• _Texto proporcionado_
Tras la escalada del conflicto entre Estados Unidos, Israel e Irán a principios de marzo, los mercados financieros de Sudáfrica siguen tambaleándose, con los rendimientos de los bonos a 10 años alcanzando el 9,5 % y el índice JSE All Share cayendo un 20 % este mes. El anuncio del presidente de EE. UU., Donald Trump, sobre conversaciones productivas con Irán el 23 de marzo de 2026, que pospusieron los ataques, brindó un breve alivio, pero los choques petroleros persisten, aumentando los riesgos de estanflación para los mercados emergentes como Sudáfrica.
La prolongada guerra entre EE. UU., Israel e Irán —desatada por los ataques de principios de marzo que acabaron con la vida del líder supremo de Irán, Ali Jamenei, y llevaron al cierre del estrecho de Ormuz— ha intensificado la volatilidad del mercado mundial, afectando duramente a Sudáfrica. El rendimiento de los bonos gubernamentales a 10 años ha subido al 9,5 % desde menos del 8 % el mes pasado, en medio de la disparada de los precios del petróleo y los temores de estanflación que han frustrado los recortes de tasas de interés previstos y han elevado los costos de endeudamiento. El índice JSE All Share ha perdido alrededor del 20 % este mes, eliminando las ganancias de un repunte previo del 50 % impulsado por las acciones auríferas y el optimismo sobre la recuperación.
El oro, que subió un 80 % hasta febrero por las preocupaciones sobre la inflación, ha caído casi un 15 % en la última semana hasta los 4.100 dólares la onza debido a las llamadas de margen y las expectativas de subidas de tipos. El rand alcanzó los 16,91 por dólar el martes, frente a los 15,91 de finales de febrero y los 17,24 tras las noticias de Trump. El 23 de marzo de 2026, Trump reveló conversaciones 'productivas' entre EE. UU. e Irán, ordenando el aplazamiento de los ataques por cinco días; esto redujo los precios del petróleo un 10 %, elevando temporalmente el crudo Brent por encima de los 90 dólares por barril.
El director de la AIE, Fatih Birol, calificó la crisis energética como una 'amenaza importante' que rivaliza con los choques de la década de 1970 y la guerra de Ucrania, considerándola la mayor interrupción petrolera de la historia. Según Reuters, los ataques iraníes han dejado fuera de servicio el 17 % de la capacidad de GNL de Qatar por hasta cinco años. Jee-A van der Linde, de Oxford Economics Africa, predice que el Banco de la Reserva de Sudáfrica mantendrá las tasas durante la mayor parte de 2026, posiblemente recortando las previsiones de crecimiento. Incluso una breve desescalada deja cicatrices energéticas duraderas, lo que impide el alivio de las tasas y el crecimiento.

• _Datos para examinar_
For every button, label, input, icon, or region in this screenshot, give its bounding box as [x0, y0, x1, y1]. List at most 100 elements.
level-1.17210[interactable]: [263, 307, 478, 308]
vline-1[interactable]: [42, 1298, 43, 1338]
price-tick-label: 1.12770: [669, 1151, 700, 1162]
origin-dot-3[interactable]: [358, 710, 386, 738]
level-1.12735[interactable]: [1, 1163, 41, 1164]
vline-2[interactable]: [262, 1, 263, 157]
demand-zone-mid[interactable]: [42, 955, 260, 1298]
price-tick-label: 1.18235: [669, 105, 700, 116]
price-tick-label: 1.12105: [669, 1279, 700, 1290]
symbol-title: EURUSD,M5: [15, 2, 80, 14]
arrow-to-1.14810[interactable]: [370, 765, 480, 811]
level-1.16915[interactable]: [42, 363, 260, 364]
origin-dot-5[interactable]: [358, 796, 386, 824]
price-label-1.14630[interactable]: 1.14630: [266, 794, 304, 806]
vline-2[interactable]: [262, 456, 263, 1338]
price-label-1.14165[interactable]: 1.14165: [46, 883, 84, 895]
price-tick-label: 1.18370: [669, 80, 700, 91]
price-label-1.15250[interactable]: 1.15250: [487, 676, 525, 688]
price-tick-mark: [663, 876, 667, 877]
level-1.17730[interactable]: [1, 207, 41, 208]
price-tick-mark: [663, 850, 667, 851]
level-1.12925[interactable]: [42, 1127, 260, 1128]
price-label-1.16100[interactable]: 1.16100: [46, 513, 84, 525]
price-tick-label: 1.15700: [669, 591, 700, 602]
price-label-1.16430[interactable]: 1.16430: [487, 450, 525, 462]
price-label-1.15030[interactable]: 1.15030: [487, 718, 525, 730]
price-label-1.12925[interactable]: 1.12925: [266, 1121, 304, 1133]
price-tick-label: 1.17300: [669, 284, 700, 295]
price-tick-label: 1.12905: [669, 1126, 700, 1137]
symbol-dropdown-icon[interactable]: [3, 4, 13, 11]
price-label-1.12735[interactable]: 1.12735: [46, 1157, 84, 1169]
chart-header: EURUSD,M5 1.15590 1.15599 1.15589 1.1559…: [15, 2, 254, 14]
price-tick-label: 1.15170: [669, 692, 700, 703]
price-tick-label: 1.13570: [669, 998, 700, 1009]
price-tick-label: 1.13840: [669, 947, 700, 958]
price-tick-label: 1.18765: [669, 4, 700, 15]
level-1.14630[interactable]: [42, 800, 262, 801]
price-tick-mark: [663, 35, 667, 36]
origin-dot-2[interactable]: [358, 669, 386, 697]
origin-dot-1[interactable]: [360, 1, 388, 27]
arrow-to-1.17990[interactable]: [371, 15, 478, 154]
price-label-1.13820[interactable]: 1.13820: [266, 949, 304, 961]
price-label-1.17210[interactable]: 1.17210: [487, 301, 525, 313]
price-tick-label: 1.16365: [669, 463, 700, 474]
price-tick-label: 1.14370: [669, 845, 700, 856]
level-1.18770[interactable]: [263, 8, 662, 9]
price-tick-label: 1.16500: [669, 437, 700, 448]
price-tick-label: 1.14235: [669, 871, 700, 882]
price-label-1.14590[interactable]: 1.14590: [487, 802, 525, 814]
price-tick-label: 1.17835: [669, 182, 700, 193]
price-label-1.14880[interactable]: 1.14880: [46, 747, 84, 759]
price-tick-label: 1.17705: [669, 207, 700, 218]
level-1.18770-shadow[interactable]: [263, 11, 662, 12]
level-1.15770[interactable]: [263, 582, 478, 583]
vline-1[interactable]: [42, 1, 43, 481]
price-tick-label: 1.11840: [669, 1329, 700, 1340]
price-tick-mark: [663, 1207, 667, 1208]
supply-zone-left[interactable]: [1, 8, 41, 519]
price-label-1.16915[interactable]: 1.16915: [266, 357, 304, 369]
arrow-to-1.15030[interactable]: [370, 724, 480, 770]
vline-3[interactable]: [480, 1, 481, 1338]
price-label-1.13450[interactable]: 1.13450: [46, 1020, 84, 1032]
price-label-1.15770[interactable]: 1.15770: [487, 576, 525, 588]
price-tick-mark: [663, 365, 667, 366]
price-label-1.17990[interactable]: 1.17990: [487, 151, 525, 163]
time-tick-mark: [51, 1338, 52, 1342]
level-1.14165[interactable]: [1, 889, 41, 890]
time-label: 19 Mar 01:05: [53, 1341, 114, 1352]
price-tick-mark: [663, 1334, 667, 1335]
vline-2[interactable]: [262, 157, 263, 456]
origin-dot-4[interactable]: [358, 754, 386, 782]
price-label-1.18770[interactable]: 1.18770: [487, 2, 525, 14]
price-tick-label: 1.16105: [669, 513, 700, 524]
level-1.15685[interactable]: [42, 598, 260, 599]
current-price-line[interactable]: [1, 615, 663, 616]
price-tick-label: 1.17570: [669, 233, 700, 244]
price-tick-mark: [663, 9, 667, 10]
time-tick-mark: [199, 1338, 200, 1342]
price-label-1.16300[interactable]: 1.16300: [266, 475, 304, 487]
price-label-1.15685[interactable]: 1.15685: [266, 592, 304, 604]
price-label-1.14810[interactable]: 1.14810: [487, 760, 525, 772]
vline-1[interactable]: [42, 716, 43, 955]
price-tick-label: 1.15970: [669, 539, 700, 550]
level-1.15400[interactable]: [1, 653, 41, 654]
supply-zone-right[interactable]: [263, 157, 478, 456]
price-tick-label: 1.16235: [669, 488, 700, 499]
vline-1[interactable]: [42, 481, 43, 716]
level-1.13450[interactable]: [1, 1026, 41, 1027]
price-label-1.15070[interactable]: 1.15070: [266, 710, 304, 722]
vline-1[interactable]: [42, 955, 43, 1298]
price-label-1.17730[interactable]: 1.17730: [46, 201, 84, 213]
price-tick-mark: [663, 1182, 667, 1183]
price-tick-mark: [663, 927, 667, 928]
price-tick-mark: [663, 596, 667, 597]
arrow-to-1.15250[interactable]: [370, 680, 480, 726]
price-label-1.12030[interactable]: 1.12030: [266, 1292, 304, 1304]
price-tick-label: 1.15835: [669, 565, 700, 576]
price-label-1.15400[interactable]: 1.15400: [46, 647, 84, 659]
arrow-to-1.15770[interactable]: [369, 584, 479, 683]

• _Pruébalo_
Según el texto sobre los mercados financieros de Sudáfrica, ¿por qué el oro ha caído casi un 15 % en la última semana hasta los 4.100 dólares la onza? Responda en una o dos oraciones.

• _Respuesta final_
El oro ha caído casi un 15 % en la última semana por las llamadas de margen y por las expectativas de subidas de tipos.